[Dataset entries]
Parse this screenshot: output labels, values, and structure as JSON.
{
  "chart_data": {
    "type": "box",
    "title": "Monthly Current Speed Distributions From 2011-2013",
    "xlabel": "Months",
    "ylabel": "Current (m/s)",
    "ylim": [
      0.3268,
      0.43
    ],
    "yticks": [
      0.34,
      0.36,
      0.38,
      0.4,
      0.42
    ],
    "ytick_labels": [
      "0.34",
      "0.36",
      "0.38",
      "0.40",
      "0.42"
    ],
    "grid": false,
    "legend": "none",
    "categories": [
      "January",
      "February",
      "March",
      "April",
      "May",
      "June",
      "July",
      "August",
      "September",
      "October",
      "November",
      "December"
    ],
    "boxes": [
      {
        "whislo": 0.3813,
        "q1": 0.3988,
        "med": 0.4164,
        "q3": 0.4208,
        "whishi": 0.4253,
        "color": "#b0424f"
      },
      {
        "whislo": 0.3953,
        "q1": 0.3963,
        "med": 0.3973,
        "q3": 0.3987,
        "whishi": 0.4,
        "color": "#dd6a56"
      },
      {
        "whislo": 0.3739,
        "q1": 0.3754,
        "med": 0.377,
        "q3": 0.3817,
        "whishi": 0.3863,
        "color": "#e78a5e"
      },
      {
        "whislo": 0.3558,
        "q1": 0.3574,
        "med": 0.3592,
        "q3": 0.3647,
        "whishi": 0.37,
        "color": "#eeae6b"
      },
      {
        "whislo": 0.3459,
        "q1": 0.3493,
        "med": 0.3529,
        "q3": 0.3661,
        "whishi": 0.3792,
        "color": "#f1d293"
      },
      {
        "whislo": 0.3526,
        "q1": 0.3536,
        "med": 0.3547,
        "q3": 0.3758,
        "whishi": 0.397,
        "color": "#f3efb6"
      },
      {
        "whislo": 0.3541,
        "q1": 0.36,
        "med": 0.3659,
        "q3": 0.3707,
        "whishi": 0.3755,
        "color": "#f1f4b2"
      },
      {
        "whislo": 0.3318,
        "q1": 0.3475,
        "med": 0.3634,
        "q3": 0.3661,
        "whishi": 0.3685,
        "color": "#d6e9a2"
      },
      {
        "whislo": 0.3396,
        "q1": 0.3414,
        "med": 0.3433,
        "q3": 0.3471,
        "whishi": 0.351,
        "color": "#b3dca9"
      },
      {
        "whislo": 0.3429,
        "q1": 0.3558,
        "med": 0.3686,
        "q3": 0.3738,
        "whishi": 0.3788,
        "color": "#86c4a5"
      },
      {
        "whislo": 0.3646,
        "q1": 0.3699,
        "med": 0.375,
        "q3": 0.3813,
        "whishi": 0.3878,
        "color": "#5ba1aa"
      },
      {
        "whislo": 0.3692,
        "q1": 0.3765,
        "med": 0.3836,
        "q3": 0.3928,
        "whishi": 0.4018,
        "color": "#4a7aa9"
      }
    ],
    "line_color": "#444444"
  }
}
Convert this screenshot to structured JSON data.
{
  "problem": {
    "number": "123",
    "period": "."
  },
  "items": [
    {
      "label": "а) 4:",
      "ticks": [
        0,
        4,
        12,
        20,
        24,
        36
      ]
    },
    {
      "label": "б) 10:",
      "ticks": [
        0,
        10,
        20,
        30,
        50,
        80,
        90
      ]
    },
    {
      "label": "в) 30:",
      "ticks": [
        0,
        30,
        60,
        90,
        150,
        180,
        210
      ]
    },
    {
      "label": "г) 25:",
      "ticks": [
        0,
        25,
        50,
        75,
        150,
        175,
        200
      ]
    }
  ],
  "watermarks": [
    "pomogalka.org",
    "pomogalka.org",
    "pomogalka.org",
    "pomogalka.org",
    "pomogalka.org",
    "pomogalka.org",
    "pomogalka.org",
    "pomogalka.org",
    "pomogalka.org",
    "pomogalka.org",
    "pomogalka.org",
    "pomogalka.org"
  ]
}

**WRITTEN EXERCISE:** Produce an exact copy of the whole listing.

**WRITTEN SOLUTION:**
Parse this screenshot: output labels, values, and structure as JSON.
{
  "chart_data": {
    "type": "box",
    "title": "Monthly Current Speed Distributions From 2011-2013",
    "xlabel": "Months",
    "ylabel": "Current (m/s)",
    "ylim": [
      0.3268,
      0.43
    ],
    "yticks": [
      0.34,
      0.36,
      0.38,
      0.4,
      0.42
    ],
    "ytick_labels": [
      "0.34",
      "0.36",
      "0.38",
      "0.40",
      "0.42"
    ],
    "grid": false,
    "legend": "none",
    "categories": [
      "January",
      "February",
      "March",
      "April",
      "May",
      "June",
      "July",
      "August",
      "September",
      "October",
      "November",
      "December"
    ],
    "boxes": [
      {
        "whislo": 0.3813,
        "q1": 0.3988,
        "med": 0.4164,
        "q3": 0.4208,
        "whishi": 0.4253,
        "color": "#b0424f"
      },
      {
        "whislo": 0.3953,
        "q1": 0.3963,
        "med": 0.3973,
        "q3": 0.3987,
        "whishi": 0.4,
        "color": "#dd6a56"
      },
      {
        "whislo": 0.3739,
        "q1": 0.3754,
        "med": 0.377,
        "q3": 0.3817,
        "whishi": 0.3863,
        "color": "#e78a5e"
      },
      {
        "whislo": 0.3558,
        "q1": 0.3574,
        "med": 0.3592,
        "q3": 0.3647,
        "whishi": 0.37,
        "color": "#eeae6b"
      },
      {
        "whislo": 0.3459,
        "q1": 0.3493,
        "med": 0.3529,
        "q3": 0.3661,
        "whishi": 0.3792,
        "color": "#f1d293"
      },
      {
        "whislo": 0.3526,
        "q1": 0.3536,
        "med": 0.3547,
        "q3": 0.3758,
        "whishi": 0.397,
        "color": "#f3efb6"
      },
      {
        "whislo": 0.3541,
        "q1": 0.36,
        "med": 0.3659,
        "q3": 0.3707,
        "whishi": 0.3755,
        "color": "#f1f4b2"
      },
      {
        "whislo": 0.3318,
        "q1": 0.3475,
        "med": 0.3634,
        "q3": 0.3661,
        "whishi": 0.3685,
        "color": "#d6e9a2"
      },
      {
        "whislo": 0.3396,
        "q1": 0.3414,
        "med": 0.3433,
        "q3": 0.3471,
        "whishi": 0.351,
        "color": "#b3dca9"
      },
      {
        "whislo": 0.3429,
        "q1": 0.3558,
        "med": 0.3686,
        "q3": 0.3738,
        "whishi": 0.3788,
        "color": "#86c4a5"
      },
      {
        "whislo": 0.3646,
        "q1": 0.3699,
        "med": 0.375,
        "q3": 0.3813,
        "whishi": 0.3878,
        "color": "#5ba1aa"
      },
      {
        "whislo": 0.3692,
        "q1": 0.3765,
        "med": 0.3836,
        "q3": 0.3928,
        "whishi": 0.4018,
        "color": "#4a7aa9"
      }
    ],
    "line_color": "#444444"
  }
}
Convert this screenshot to structured JSON data.
{
  "problem": {
    "number": "123",
    "period": "."
  },
  "items": [
    {
      "label": "а) 4:",
      "ticks": [
        0,
        4,
        12,
        20,
        24,
        36
      ]
    },
    {
      "label": "б) 10:",
      "ticks": [
        0,
        10,
        20,
        30,
        50,
        80,
        90
      ]
    },
    {
      "label": "в) 30:",
      "ticks": [
        0,
        30,
        60,
        90,
        150,
        180,
        210
      ]
    },
    {
      "label": "г) 25:",
      "ticks": [
        0,
        25,
        50,
        75,
        150,
        175,
        200
      ]
    }
  ],
  "watermarks": [
    "pomogalka.org",
    "pomogalka.org",
    "pomogalka.org",
    "pomogalka.org",
    "pomogalka.org",
    "pomogalka.org",
    "pomogalka.org",
    "pomogalka.org",
    "pomogalka.org",
    "pomogalka.org",
    "pomogalka.org",
    "pomogalka.org"
  ]
}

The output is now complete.